_DIRECTION_
Word for word, give the material below again, minus any images.

-- Start --

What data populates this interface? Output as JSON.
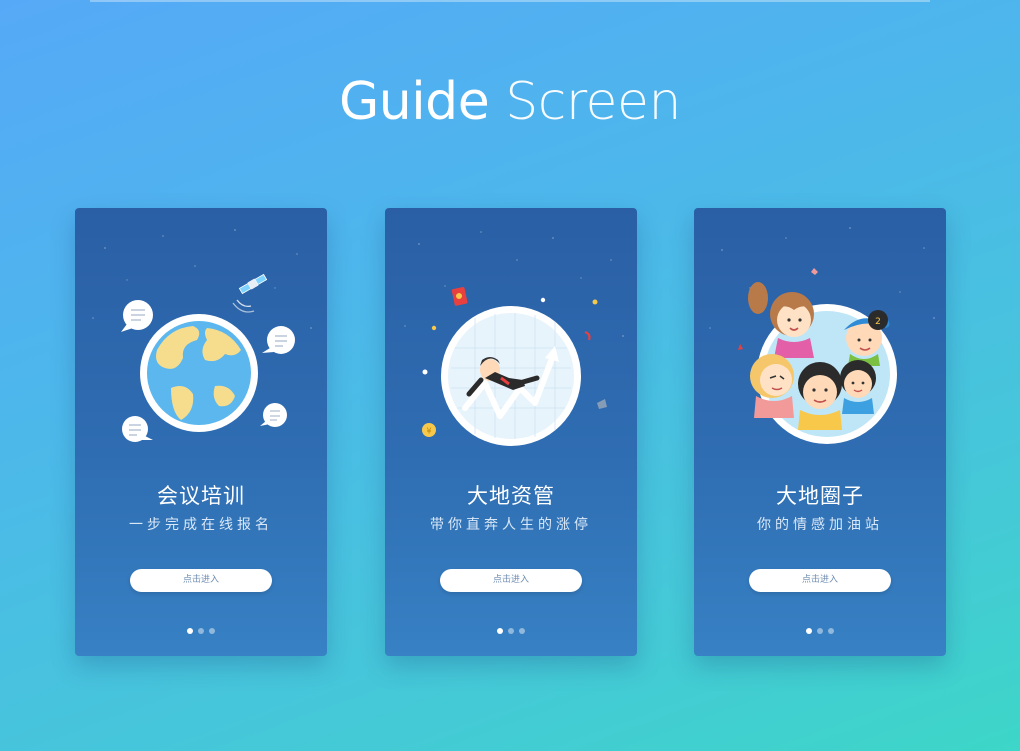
{
  "header": {
    "title_part1": "Guide",
    "title_part2": "Screen"
  },
  "colors": {
    "background_top": "#56a9f7",
    "background_bottom": "#3dd6c8",
    "card_top": "#2a5fa5",
    "card_bottom": "#3781c4",
    "button_bg": "#ffffff",
    "button_text": "#6f8db3"
  },
  "cards": [
    {
      "title": "会议培训",
      "subtitle": "一步完成在线报名",
      "button_label": "点击进入",
      "illustration": "globe-with-chat-bubbles-and-satellite",
      "active_dot": 1,
      "dot_count": 3
    },
    {
      "title": "大地资管",
      "subtitle": "带你直奔人生的涨停",
      "button_label": "点击进入",
      "illustration": "businessman-riding-rising-chart",
      "active_dot": 1,
      "dot_count": 3
    },
    {
      "title": "大地圈子",
      "subtitle": "你的情感加油站",
      "button_label": "点击进入",
      "illustration": "group-of-cartoon-people",
      "active_dot": 1,
      "dot_count": 3
    }
  ]
}
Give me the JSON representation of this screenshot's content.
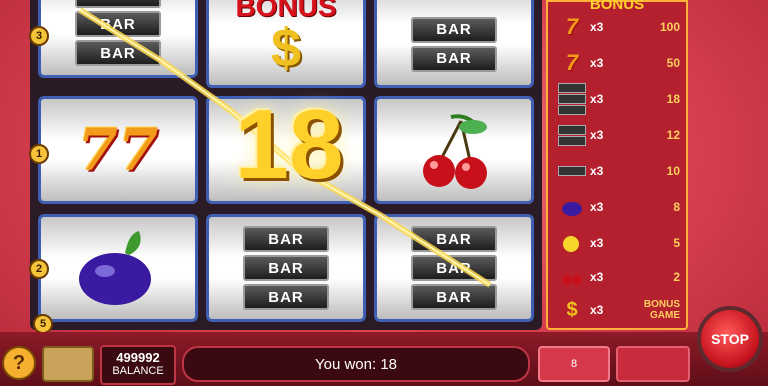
{
  "reels": {
    "bar_label": "BAR",
    "bonus_word": "BONUS",
    "dollar": "$",
    "sevens": "77",
    "win_overlay": "18"
  },
  "line_markers": [
    "3",
    "1",
    "2",
    "5"
  ],
  "paytable": {
    "title": "BONUS",
    "rows": [
      {
        "symbol": "triple-seven",
        "mult": "x3",
        "value": "100"
      },
      {
        "symbol": "seven",
        "mult": "x3",
        "value": "50"
      },
      {
        "symbol": "triple-bar",
        "mult": "x3",
        "value": "18"
      },
      {
        "symbol": "double-bar",
        "mult": "x3",
        "value": "12"
      },
      {
        "symbol": "single-bar",
        "mult": "x3",
        "value": "10"
      },
      {
        "symbol": "plum",
        "mult": "x3",
        "value": "8"
      },
      {
        "symbol": "lemon",
        "mult": "x3",
        "value": "5"
      },
      {
        "symbol": "cherry",
        "mult": "x3",
        "value": "2"
      },
      {
        "symbol": "bonus-dollar",
        "mult": "x3",
        "value": "BONUS GAME"
      }
    ]
  },
  "bottom": {
    "help_label": "?",
    "balance_value": "499992",
    "balance_label": "BALANCE",
    "message": "You won: 18",
    "bet_value": "8",
    "stop_label": "STOP"
  },
  "colors": {
    "reel_border": "#3f5fb4",
    "gold": "#ffcf2a",
    "table_bg": "#b4202e"
  }
}
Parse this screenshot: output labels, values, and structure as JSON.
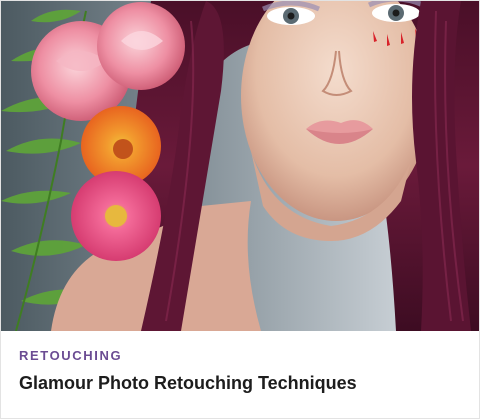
{
  "card": {
    "category": "RETOUCHING",
    "title": "Glamour Photo Retouching Techniques",
    "thumbnail_subject": "portrait-photo"
  },
  "colors": {
    "category_text": "#6b4c93",
    "title_text": "#1d1d1d",
    "hair": "#5a1432",
    "background_left": "#4e5c63",
    "background_right": "#dde3ea"
  }
}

-- End --

_TASK OUTPUT_
What data populates this interface? Output as JSON.
{
  "header": {
    "title_part1": "Guide",
    "title_part2": "Screen"
  },
  "colors": {
    "background_top": "#56a9f7",
    "background_bottom": "#3dd6c8",
    "card_top": "#2a5fa5",
    "card_bottom": "#3781c4",
    "button_bg": "#ffffff",
    "button_text": "#6f8db3"
  },
  "cards": [
    {
      "title": "会议培训",
      "subtitle": "一步完成在线报名",
      "button_label": "点击进入",
      "illustration": "globe-with-chat-bubbles-and-satellite",
      "active_dot": 1,
      "dot_count": 3
    },
    {
      "title": "大地资管",
      "subtitle": "带你直奔人生的涨停",
      "button_label": "点击进入",
      "illustration": "businessman-riding-rising-chart",
      "active_dot": 1,
      "dot_count": 3
    },
    {
      "title": "大地圈子",
      "subtitle": "你的情感加油站",
      "button_label": "点击进入",
      "illustration": "group-of-cartoon-people",
      "active_dot": 1,
      "dot_count": 3
    }
  ]
}
Give me the JSON representation of this screenshot's content.
{
  "reels": {
    "bar_label": "BAR",
    "bonus_word": "BONUS",
    "dollar": "$",
    "sevens": "77",
    "win_overlay": "18"
  },
  "line_markers": [
    "3",
    "1",
    "2",
    "5"
  ],
  "paytable": {
    "title": "BONUS",
    "rows": [
      {
        "symbol": "triple-seven",
        "mult": "x3",
        "value": "100"
      },
      {
        "symbol": "seven",
        "mult": "x3",
        "value": "50"
      },
      {
        "symbol": "triple-bar",
        "mult": "x3",
        "value": "18"
      },
      {
        "symbol": "double-bar",
        "mult": "x3",
        "value": "12"
      },
      {
        "symbol": "single-bar",
        "mult": "x3",
        "value": "10"
      },
      {
        "symbol": "plum",
        "mult": "x3",
        "value": "8"
      },
      {
        "symbol": "lemon",
        "mult": "x3",
        "value": "5"
      },
      {
        "symbol": "cherry",
        "mult": "x3",
        "value": "2"
      },
      {
        "symbol": "bonus-dollar",
        "mult": "x3",
        "value": "BONUS GAME"
      }
    ]
  },
  "bottom": {
    "help_label": "?",
    "balance_value": "499992",
    "balance_label": "BALANCE",
    "message": "You won: 18",
    "bet_value": "8",
    "stop_label": "STOP"
  },
  "colors": {
    "reel_border": "#3f5fb4",
    "gold": "#ffcf2a",
    "table_bg": "#b4202e"
  }
}
Parse this screenshot: output labels, values, and structure as JSON.
{
  "card": {
    "category": "RETOUCHING",
    "title": "Glamour Photo Retouching Techniques",
    "thumbnail_subject": "portrait-photo"
  },
  "colors": {
    "category_text": "#6b4c93",
    "title_text": "#1d1d1d",
    "hair": "#5a1432",
    "background_left": "#4e5c63",
    "background_right": "#dde3ea"
  }
}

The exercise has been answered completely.